## Your objective:
Every record must appear in your copy exactly as written, with no pictures.

## Provided entries:
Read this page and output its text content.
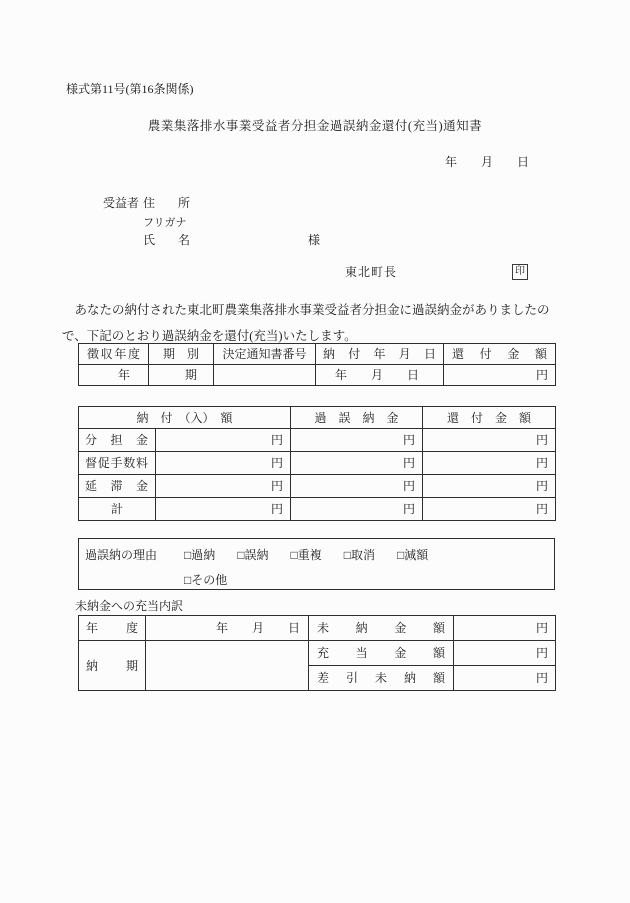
様式第11号(第16条関係)
農業集落排水事業受益者分担金過誤納金還付(充当)通知書
年　　月　　日
受益者 住 所
フリガナ
氏 名	様
東北町長	印
　あなたの納付された東北町農業集落排水事業受益者分担金に過誤納金がありましたの
で、下記のとおり過誤納金を還付(充当)いたします。
徴収年度	期　別	決定通知書番号	納　付　年　月　日	還　付　金　額
年	期		年　　月　　日	円
納　付　（入）　額		過　誤　納　金	還　付　金　額
分　担　金	円	円	円
督促手数料	円	円	円
延　滞　金	円	円	円
計	円	円	円
過誤納の理由	□過納 □誤納 □重複 □取消 □減額
□その他
未納金への充当内訳
年　度	年　　月　　日	未　納　金　額	円
納　期		充　当　金　額	円
		差　引　未　納　額	円
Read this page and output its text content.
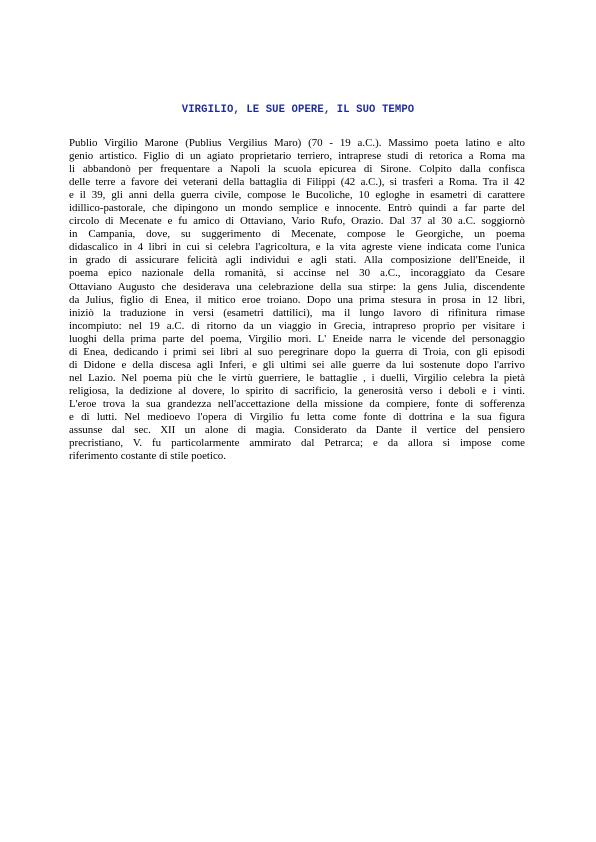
VIRGILIO, LE SUE OPERE, IL SUO TEMPO
Publio Virgilio Marone (Publius Vergilius Maro) (70 - 19 a.C.). Massimo poeta latino e alto
genio artistico. Figlio di un agiato proprietario terriero, intraprese studi di retorica a Roma ma
li abbandonò per frequentare a Napoli la scuola epicurea di Sirone. Colpito dalla confisca
delle terre a favore dei veterani della battaglia di Filippi (42 a.C.), si trasferì a Roma. Tra il 42
e il 39, gli anni della guerra civile, compose le Bucoliche, 10 egloghe in esametri di carattere
idillico-pastorale, che dipingono un mondo semplice e innocente. Entrò quindi a far parte del
circolo di Mecenate e fu amico di Ottaviano, Vario Rufo, Orazio. Dal 37 al 30 a.C. soggiornò
in Campania, dove, su suggerimento di Mecenate, compose le Georgiche, un poema
didascalico in 4 libri in cui si celebra l'agricoltura, e la vita agreste viene indicata come l'unica
in grado di assicurare felicità agli individui e agli stati. Alla composizione dell'Eneide, il
poema epico nazionale della romanità, si accinse nel 30 a.C., incoraggiato da Cesare
Ottaviano Augusto che desiderava una celebrazione della sua stirpe: la gens Julia, discendente
da Julius, figlio di Enea, il mitico eroe troiano. Dopo una prima stesura in prosa in 12 libri,
iniziò la traduzione in versi (esametri dattilici), ma il lungo lavoro di rifinitura rimase
incompiuto: nel 19 a.C. di ritorno da un viaggio in Grecia, intrapreso proprio per visitare i
luoghi della prima parte del poema, Virgilio morì. L' Eneide narra le vicende del personaggio
di Enea, dedicando i primi sei libri al suo peregrinare dopo la guerra di Troia, con gli episodi
di Didone e della discesa agli Inferi, e gli ultimi sei alle guerre da lui sostenute dopo l'arrivo
nel Lazio. Nel poema più che le virtù guerriere, le battaglie , i duelli, Virgilio celebra la pietà
religiosa, la dedizione al dovere, lo spirito di sacrificio, la generosità verso i deboli e i vinti.
L'eroe trova la sua grandezza nell'accettazione della missione da compiere, fonte di sofferenza
e di lutti. Nel medioevo l'opera di Virgilio fu letta come fonte di dottrina e la sua figura
assunse dal sec. XII un alone di magia. Considerato da Dante il vertice del pensiero
precristiano, V. fu particolarmente ammirato dal Petrarca; e da allora si impose come
riferimento costante di stile poetico.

## Written solution:
Read this page and output its text content.
様式第11号(第16条関係)
農業集落排水事業受益者分担金過誤納金還付(充当)通知書
年　　月　　日
受益者 住 所
フリガナ
氏 名	様
東北町長	印
　あなたの納付された東北町農業集落排水事業受益者分担金に過誤納金がありましたの
で、下記のとおり過誤納金を還付(充当)いたします。
徴収年度	期　別	決定通知書番号	納　付　年　月　日	還　付　金　額
年	期		年　　月　　日	円
納　付　（入）　額		過　誤　納　金	還　付　金　額
分　担　金	円	円	円
督促手数料	円	円	円
延　滞　金	円	円	円
計	円	円	円
過誤納の理由	□過納 □誤納 □重複 □取消 □減額
□その他
未納金への充当内訳
年　度	年　　月　　日	未　納　金　額	円
納　期		充　当　金　額	円
		差　引　未　納　額	円
Read this page and output its text content.
VIRGILIO, LE SUE OPERE, IL SUO TEMPO
Publio Virgilio Marone (Publius Vergilius Maro) (70 - 19 a.C.). Massimo poeta latino e alto
genio artistico. Figlio di un agiato proprietario terriero, intraprese studi di retorica a Roma ma
li abbandonò per frequentare a Napoli la scuola epicurea di Sirone. Colpito dalla confisca
delle terre a favore dei veterani della battaglia di Filippi (42 a.C.), si trasferì a Roma. Tra il 42
e il 39, gli anni della guerra civile, compose le Bucoliche, 10 egloghe in esametri di carattere
idillico-pastorale, che dipingono un mondo semplice e innocente. Entrò quindi a far parte del
circolo di Mecenate e fu amico di Ottaviano, Vario Rufo, Orazio. Dal 37 al 30 a.C. soggiornò
in Campania, dove, su suggerimento di Mecenate, compose le Georgiche, un poema
didascalico in 4 libri in cui si celebra l'agricoltura, e la vita agreste viene indicata come l'unica
in grado di assicurare felicità agli individui e agli stati. Alla composizione dell'Eneide, il
poema epico nazionale della romanità, si accinse nel 30 a.C., incoraggiato da Cesare
Ottaviano Augusto che desiderava una celebrazione della sua stirpe: la gens Julia, discendente
da Julius, figlio di Enea, il mitico eroe troiano. Dopo una prima stesura in prosa in 12 libri,
iniziò la traduzione in versi (esametri dattilici), ma il lungo lavoro di rifinitura rimase
incompiuto: nel 19 a.C. di ritorno da un viaggio in Grecia, intrapreso proprio per visitare i
luoghi della prima parte del poema, Virgilio morì. L' Eneide narra le vicende del personaggio
di Enea, dedicando i primi sei libri al suo peregrinare dopo la guerra di Troia, con gli episodi
di Didone e della discesa agli Inferi, e gli ultimi sei alle guerre da lui sostenute dopo l'arrivo
nel Lazio. Nel poema più che le virtù guerriere, le battaglie , i duelli, Virgilio celebra la pietà
religiosa, la dedizione al dovere, lo spirito di sacrificio, la generosità verso i deboli e i vinti.
L'eroe trova la sua grandezza nell'accettazione della missione da compiere, fonte di sofferenza
e di lutti. Nel medioevo l'opera di Virgilio fu letta come fonte di dottrina e la sua figura
assunse dal sec. XII un alone di magia. Considerato da Dante il vertice del pensiero
precristiano, V. fu particolarmente ammirato dal Petrarca; e da allora si impose come
riferimento costante di stile poetico.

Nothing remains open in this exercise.